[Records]
══════════

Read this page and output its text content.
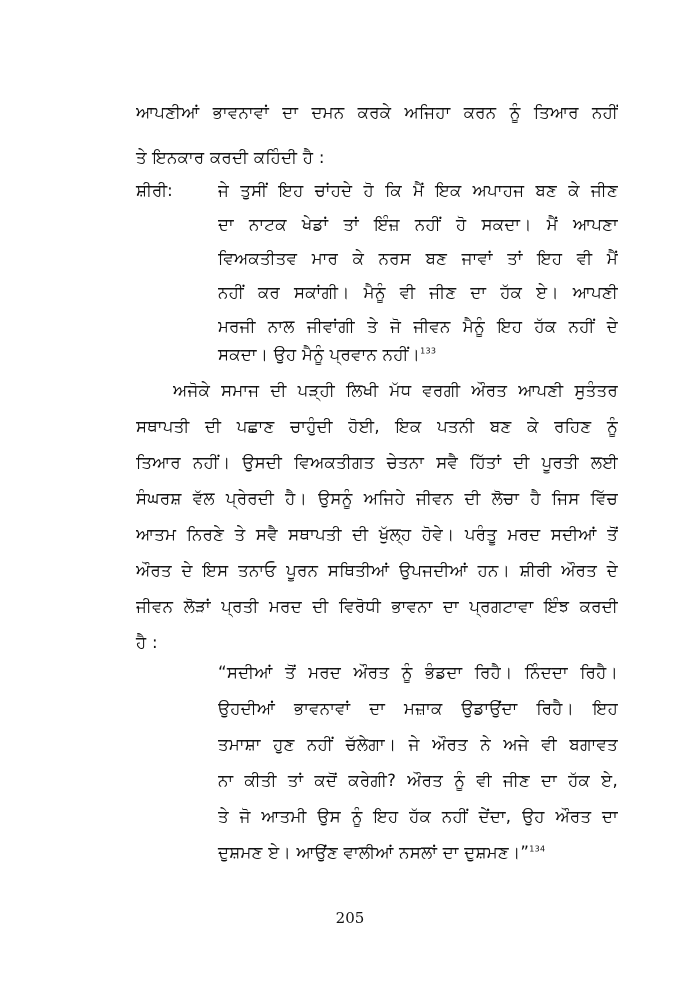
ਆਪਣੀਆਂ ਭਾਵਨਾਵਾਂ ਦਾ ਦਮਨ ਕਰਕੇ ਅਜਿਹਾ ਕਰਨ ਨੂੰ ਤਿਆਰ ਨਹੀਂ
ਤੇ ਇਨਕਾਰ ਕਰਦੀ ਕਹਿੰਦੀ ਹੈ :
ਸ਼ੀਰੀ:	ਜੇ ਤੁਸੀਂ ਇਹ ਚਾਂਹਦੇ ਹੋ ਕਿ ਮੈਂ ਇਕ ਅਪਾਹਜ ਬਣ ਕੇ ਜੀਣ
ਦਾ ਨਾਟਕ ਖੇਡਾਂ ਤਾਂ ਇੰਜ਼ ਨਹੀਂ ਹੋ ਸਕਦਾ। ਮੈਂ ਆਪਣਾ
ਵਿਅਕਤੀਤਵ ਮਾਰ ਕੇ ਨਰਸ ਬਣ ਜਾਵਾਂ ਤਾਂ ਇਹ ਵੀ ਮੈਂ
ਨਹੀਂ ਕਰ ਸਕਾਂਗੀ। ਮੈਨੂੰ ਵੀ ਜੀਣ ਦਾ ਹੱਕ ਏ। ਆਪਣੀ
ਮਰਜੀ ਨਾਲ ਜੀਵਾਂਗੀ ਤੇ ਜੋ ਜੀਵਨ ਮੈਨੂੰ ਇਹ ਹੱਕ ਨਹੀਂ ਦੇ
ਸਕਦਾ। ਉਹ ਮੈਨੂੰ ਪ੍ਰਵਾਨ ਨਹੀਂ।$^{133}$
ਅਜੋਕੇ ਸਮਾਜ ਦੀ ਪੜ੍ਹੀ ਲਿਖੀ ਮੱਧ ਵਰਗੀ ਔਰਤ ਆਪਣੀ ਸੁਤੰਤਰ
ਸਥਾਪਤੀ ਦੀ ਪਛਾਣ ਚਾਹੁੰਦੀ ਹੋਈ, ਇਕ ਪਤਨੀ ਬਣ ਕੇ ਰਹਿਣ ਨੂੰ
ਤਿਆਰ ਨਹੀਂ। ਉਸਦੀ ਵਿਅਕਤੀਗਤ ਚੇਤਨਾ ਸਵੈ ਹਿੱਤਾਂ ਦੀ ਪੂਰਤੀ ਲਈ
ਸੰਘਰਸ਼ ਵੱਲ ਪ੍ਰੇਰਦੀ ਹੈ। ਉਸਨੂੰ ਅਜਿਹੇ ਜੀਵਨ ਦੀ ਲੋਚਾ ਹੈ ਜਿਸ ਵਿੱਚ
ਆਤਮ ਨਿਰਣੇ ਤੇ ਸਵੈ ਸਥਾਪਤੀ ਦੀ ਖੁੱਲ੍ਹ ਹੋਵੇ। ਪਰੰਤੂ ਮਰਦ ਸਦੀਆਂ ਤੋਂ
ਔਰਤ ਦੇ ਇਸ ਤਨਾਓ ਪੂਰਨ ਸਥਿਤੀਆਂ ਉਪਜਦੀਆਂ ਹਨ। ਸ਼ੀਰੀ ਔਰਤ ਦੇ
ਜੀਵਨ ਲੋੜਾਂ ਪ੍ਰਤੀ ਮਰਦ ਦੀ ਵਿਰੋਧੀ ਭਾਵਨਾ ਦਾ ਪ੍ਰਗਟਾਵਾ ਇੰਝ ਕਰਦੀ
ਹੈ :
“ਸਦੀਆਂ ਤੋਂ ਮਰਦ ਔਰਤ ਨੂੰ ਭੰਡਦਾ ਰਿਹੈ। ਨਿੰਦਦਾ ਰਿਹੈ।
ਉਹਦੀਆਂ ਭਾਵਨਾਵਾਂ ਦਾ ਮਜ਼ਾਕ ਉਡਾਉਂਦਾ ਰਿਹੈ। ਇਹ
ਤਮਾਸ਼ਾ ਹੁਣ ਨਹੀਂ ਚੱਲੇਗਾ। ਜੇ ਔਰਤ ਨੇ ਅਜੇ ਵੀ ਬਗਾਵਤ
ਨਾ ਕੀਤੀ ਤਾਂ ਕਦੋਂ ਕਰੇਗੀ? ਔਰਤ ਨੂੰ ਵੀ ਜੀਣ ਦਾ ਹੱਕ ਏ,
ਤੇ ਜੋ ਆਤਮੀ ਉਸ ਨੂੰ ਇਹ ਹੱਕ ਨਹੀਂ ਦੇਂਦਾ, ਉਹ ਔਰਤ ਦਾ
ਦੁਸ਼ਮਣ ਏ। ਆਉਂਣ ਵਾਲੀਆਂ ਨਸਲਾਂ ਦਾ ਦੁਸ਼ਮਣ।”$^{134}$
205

══════════

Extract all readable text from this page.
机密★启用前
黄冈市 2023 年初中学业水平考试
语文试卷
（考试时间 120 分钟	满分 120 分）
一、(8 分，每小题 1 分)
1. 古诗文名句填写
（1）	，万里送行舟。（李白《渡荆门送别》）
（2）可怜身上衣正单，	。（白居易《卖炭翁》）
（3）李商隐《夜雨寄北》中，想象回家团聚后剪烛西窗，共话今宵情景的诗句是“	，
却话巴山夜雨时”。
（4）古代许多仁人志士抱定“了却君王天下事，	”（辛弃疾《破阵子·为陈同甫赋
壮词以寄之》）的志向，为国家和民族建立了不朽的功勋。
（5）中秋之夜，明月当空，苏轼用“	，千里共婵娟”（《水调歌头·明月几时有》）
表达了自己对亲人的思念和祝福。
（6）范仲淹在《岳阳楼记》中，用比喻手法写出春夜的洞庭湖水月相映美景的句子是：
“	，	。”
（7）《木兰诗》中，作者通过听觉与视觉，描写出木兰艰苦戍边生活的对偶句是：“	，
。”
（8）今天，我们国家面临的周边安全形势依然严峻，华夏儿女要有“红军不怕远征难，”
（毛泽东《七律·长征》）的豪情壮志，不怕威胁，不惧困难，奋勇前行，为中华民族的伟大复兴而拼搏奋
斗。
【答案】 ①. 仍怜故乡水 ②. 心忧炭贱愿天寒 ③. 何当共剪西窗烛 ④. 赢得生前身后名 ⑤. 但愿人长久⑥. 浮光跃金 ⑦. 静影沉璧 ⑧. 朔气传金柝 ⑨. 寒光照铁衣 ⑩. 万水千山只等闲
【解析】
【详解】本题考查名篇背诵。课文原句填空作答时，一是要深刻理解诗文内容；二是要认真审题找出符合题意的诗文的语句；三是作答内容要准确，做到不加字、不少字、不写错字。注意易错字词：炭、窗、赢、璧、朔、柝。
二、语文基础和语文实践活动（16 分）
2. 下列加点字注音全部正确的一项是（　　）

══════════

--- TASK TO CARRY OUT ---
Every line above that contains the word "page" should be reported.

--- CORRECT ANSWER ---
Read this page and output its text content.
Extract all readable text from this page.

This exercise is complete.